Task directions:
Take every line from the material that has the word "Indian" in it.

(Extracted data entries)
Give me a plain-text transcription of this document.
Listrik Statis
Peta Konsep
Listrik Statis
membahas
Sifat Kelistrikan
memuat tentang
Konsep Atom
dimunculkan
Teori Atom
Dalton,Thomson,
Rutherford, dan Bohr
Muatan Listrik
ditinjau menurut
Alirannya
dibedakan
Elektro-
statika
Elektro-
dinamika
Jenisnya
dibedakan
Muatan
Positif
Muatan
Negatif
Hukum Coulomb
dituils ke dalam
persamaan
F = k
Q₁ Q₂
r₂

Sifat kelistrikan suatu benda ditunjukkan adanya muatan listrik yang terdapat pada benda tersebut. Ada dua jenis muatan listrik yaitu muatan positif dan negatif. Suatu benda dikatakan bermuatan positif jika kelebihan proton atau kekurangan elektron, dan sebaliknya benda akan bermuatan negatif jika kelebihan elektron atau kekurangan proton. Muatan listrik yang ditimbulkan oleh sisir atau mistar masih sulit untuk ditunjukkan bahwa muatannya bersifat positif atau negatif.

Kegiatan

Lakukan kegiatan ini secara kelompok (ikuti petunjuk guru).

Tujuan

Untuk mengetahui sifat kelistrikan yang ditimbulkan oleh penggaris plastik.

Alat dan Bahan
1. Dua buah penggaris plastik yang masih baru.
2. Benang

...

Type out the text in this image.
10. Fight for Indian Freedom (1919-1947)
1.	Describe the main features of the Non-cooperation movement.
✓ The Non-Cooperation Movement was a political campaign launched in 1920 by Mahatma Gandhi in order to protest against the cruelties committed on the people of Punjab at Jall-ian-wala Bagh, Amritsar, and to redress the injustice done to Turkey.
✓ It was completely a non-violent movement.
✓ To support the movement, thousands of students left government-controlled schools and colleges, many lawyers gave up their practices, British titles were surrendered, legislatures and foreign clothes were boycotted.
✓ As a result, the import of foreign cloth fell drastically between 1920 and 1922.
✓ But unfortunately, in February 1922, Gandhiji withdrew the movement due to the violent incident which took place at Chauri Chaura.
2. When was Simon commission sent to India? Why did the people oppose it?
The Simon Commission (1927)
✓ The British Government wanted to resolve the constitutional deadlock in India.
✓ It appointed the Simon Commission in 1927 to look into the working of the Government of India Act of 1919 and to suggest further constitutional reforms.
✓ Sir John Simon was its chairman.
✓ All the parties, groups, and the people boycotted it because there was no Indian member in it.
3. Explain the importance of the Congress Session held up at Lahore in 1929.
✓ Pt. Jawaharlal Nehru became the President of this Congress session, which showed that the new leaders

Result of this exercise:
10. Fight for Indian Freedom (1919-1947)
✓ All the parties, groups, and the people boycotted it because there was no Indian member in it.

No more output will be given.